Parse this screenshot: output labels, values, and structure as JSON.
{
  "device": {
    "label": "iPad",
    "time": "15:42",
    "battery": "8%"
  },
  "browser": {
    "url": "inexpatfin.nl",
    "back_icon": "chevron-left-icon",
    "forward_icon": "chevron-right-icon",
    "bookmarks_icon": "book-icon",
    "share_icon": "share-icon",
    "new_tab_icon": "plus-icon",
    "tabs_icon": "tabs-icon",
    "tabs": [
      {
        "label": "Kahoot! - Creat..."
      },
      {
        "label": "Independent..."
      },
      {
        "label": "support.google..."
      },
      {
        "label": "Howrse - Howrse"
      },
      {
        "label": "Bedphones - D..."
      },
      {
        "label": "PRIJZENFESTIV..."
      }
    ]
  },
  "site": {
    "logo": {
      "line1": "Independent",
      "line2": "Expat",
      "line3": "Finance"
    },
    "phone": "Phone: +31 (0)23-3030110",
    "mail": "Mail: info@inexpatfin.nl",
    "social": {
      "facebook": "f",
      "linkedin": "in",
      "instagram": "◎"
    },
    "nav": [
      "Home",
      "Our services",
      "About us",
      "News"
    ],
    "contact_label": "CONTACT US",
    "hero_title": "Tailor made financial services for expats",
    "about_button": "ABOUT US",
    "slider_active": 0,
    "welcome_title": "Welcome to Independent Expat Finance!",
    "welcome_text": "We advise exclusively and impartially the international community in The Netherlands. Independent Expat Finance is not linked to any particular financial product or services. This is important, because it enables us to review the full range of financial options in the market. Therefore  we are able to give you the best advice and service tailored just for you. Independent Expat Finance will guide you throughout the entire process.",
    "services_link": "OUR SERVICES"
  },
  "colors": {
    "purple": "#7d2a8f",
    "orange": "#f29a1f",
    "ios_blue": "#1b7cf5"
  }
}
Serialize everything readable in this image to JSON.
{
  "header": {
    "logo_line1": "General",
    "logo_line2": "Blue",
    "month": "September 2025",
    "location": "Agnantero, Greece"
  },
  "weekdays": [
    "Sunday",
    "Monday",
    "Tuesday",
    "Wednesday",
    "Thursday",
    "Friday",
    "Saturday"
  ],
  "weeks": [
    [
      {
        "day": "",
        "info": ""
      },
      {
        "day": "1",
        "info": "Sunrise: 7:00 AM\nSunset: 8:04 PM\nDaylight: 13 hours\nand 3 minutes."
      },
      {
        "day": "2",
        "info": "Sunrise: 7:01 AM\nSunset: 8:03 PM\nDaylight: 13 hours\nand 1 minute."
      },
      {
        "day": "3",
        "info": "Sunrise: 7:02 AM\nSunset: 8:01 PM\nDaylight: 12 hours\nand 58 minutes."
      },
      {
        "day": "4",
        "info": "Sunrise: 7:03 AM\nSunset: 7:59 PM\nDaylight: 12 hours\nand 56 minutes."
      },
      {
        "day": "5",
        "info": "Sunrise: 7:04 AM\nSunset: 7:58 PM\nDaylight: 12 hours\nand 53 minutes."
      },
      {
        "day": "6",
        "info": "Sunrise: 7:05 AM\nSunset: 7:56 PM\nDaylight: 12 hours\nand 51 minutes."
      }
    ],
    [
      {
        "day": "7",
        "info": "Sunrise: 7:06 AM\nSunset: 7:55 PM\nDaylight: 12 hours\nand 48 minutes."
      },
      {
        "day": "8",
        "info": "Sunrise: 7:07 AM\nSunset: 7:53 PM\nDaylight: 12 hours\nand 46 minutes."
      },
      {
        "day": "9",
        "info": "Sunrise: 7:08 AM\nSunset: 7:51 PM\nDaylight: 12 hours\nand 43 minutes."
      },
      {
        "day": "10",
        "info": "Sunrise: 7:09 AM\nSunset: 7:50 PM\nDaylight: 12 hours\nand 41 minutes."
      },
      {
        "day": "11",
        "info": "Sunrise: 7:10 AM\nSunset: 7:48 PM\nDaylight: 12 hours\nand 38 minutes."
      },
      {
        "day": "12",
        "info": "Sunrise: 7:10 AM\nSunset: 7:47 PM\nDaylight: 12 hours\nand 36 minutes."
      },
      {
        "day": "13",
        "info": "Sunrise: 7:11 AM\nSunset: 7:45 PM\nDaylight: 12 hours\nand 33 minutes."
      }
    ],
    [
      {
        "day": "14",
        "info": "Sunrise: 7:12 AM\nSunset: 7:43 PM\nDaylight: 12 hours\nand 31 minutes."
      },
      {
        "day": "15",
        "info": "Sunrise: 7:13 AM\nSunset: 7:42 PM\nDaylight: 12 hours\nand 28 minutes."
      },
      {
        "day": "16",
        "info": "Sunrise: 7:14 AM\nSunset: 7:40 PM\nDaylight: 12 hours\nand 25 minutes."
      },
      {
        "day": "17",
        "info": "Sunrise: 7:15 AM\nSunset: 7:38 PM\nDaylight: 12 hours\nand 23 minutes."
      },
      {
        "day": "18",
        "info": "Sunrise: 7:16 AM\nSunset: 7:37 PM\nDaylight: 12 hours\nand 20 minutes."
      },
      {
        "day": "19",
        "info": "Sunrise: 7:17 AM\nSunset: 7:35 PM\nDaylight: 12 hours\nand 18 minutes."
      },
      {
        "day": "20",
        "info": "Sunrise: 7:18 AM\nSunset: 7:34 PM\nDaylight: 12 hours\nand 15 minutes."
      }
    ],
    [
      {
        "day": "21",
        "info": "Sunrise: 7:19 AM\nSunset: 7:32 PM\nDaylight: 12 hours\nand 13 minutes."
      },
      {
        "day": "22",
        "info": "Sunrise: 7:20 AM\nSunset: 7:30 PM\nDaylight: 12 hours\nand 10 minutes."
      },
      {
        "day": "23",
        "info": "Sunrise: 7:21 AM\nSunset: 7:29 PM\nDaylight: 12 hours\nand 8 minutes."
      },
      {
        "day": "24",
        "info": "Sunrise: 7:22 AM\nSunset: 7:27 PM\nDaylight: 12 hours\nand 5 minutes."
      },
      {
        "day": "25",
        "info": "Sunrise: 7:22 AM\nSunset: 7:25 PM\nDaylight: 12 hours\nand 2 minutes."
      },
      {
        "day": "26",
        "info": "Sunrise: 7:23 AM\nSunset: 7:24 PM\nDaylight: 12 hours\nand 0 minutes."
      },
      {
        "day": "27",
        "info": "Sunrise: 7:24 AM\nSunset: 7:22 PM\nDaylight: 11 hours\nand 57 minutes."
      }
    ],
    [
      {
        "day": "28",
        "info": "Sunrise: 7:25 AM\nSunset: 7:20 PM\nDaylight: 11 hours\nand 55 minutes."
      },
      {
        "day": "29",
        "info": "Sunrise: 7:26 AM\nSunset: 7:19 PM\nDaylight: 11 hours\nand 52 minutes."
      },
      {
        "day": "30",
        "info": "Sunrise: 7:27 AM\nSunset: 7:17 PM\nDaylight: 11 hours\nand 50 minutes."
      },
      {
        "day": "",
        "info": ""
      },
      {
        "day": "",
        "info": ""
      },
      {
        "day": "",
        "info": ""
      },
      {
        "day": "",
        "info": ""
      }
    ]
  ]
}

Problem statement:
Above are the records; retype every one exactly.

Result below:
Parse this screenshot: output labels, values, and structure as JSON.
{
  "device": {
    "label": "iPad",
    "time": "15:42",
    "battery": "8%"
  },
  "browser": {
    "url": "inexpatfin.nl",
    "back_icon": "chevron-left-icon",
    "forward_icon": "chevron-right-icon",
    "bookmarks_icon": "book-icon",
    "share_icon": "share-icon",
    "new_tab_icon": "plus-icon",
    "tabs_icon": "tabs-icon",
    "tabs": [
      {
        "label": "Kahoot! - Creat..."
      },
      {
        "label": "Independent..."
      },
      {
        "label": "support.google..."
      },
      {
        "label": "Howrse - Howrse"
      },
      {
        "label": "Bedphones - D..."
      },
      {
        "label": "PRIJZENFESTIV..."
      }
    ]
  },
  "site": {
    "logo": {
      "line1": "Independent",
      "line2": "Expat",
      "line3": "Finance"
    },
    "phone": "Phone: +31 (0)23-3030110",
    "mail": "Mail: info@inexpatfin.nl",
    "social": {
      "facebook": "f",
      "linkedin": "in",
      "instagram": "◎"
    },
    "nav": [
      "Home",
      "Our services",
      "About us",
      "News"
    ],
    "contact_label": "CONTACT US",
    "hero_title": "Tailor made financial services for expats",
    "about_button": "ABOUT US",
    "slider_active": 0,
    "welcome_title": "Welcome to Independent Expat Finance!",
    "welcome_text": "We advise exclusively and impartially the international community in The Netherlands. Independent Expat Finance is not linked to any particular financial product or services. This is important, because it enables us to review the full range of financial options in the market. Therefore  we are able to give you the best advice and service tailored just for you. Independent Expat Finance will guide you throughout the entire process.",
    "services_link": "OUR SERVICES"
  },
  "colors": {
    "purple": "#7d2a8f",
    "orange": "#f29a1f",
    "ios_blue": "#1b7cf5"
  }
}
Serialize everything readable in this image to JSON.
{
  "header": {
    "logo_line1": "General",
    "logo_line2": "Blue",
    "month": "September 2025",
    "location": "Agnantero, Greece"
  },
  "weekdays": [
    "Sunday",
    "Monday",
    "Tuesday",
    "Wednesday",
    "Thursday",
    "Friday",
    "Saturday"
  ],
  "weeks": [
    [
      {
        "day": "",
        "info": ""
      },
      {
        "day": "1",
        "info": "Sunrise: 7:00 AM\nSunset: 8:04 PM\nDaylight: 13 hours\nand 3 minutes."
      },
      {
        "day": "2",
        "info": "Sunrise: 7:01 AM\nSunset: 8:03 PM\nDaylight: 13 hours\nand 1 minute."
      },
      {
        "day": "3",
        "info": "Sunrise: 7:02 AM\nSunset: 8:01 PM\nDaylight: 12 hours\nand 58 minutes."
      },
      {
        "day": "4",
        "info": "Sunrise: 7:03 AM\nSunset: 7:59 PM\nDaylight: 12 hours\nand 56 minutes."
      },
      {
        "day": "5",
        "info": "Sunrise: 7:04 AM\nSunset: 7:58 PM\nDaylight: 12 hours\nand 53 minutes."
      },
      {
        "day": "6",
        "info": "Sunrise: 7:05 AM\nSunset: 7:56 PM\nDaylight: 12 hours\nand 51 minutes."
      }
    ],
    [
      {
        "day": "7",
        "info": "Sunrise: 7:06 AM\nSunset: 7:55 PM\nDaylight: 12 hours\nand 48 minutes."
      },
      {
        "day": "8",
        "info": "Sunrise: 7:07 AM\nSunset: 7:53 PM\nDaylight: 12 hours\nand 46 minutes."
      },
      {
        "day": "9",
        "info": "Sunrise: 7:08 AM\nSunset: 7:51 PM\nDaylight: 12 hours\nand 43 minutes."
      },
      {
        "day": "10",
        "info": "Sunrise: 7:09 AM\nSunset: 7:50 PM\nDaylight: 12 hours\nand 41 minutes."
      },
      {
        "day": "11",
        "info": "Sunrise: 7:10 AM\nSunset: 7:48 PM\nDaylight: 12 hours\nand 38 minutes."
      },
      {
        "day": "12",
        "info": "Sunrise: 7:10 AM\nSunset: 7:47 PM\nDaylight: 12 hours\nand 36 minutes."
      },
      {
        "day": "13",
        "info": "Sunrise: 7:11 AM\nSunset: 7:45 PM\nDaylight: 12 hours\nand 33 minutes."
      }
    ],
    [
      {
        "day": "14",
        "info": "Sunrise: 7:12 AM\nSunset: 7:43 PM\nDaylight: 12 hours\nand 31 minutes."
      },
      {
        "day": "15",
        "info": "Sunrise: 7:13 AM\nSunset: 7:42 PM\nDaylight: 12 hours\nand 28 minutes."
      },
      {
        "day": "16",
        "info": "Sunrise: 7:14 AM\nSunset: 7:40 PM\nDaylight: 12 hours\nand 25 minutes."
      },
      {
        "day": "17",
        "info": "Sunrise: 7:15 AM\nSunset: 7:38 PM\nDaylight: 12 hours\nand 23 minutes."
      },
      {
        "day": "18",
        "info": "Sunrise: 7:16 AM\nSunset: 7:37 PM\nDaylight: 12 hours\nand 20 minutes."
      },
      {
        "day": "19",
        "info": "Sunrise: 7:17 AM\nSunset: 7:35 PM\nDaylight: 12 hours\nand 18 minutes."
      },
      {
        "day": "20",
        "info": "Sunrise: 7:18 AM\nSunset: 7:34 PM\nDaylight: 12 hours\nand 15 minutes."
      }
    ],
    [
      {
        "day": "21",
        "info": "Sunrise: 7:19 AM\nSunset: 7:32 PM\nDaylight: 12 hours\nand 13 minutes."
      },
      {
        "day": "22",
        "info": "Sunrise: 7:20 AM\nSunset: 7:30 PM\nDaylight: 12 hours\nand 10 minutes."
      },
      {
        "day": "23",
        "info": "Sunrise: 7:21 AM\nSunset: 7:29 PM\nDaylight: 12 hours\nand 8 minutes."
      },
      {
        "day": "24",
        "info": "Sunrise: 7:22 AM\nSunset: 7:27 PM\nDaylight: 12 hours\nand 5 minutes."
      },
      {
        "day": "25",
        "info": "Sunrise: 7:22 AM\nSunset: 7:25 PM\nDaylight: 12 hours\nand 2 minutes."
      },
      {
        "day": "26",
        "info": "Sunrise: 7:23 AM\nSunset: 7:24 PM\nDaylight: 12 hours\nand 0 minutes."
      },
      {
        "day": "27",
        "info": "Sunrise: 7:24 AM\nSunset: 7:22 PM\nDaylight: 11 hours\nand 57 minutes."
      }
    ],
    [
      {
        "day": "28",
        "info": "Sunrise: 7:25 AM\nSunset: 7:20 PM\nDaylight: 11 hours\nand 55 minutes."
      },
      {
        "day": "29",
        "info": "Sunrise: 7:26 AM\nSunset: 7:19 PM\nDaylight: 11 hours\nand 52 minutes."
      },
      {
        "day": "30",
        "info": "Sunrise: 7:27 AM\nSunset: 7:17 PM\nDaylight: 11 hours\nand 50 minutes."
      },
      {
        "day": "",
        "info": ""
      },
      {
        "day": "",
        "info": ""
      },
      {
        "day": "",
        "info": ""
      },
      {
        "day": "",
        "info": ""
      }
    ]
  ]
}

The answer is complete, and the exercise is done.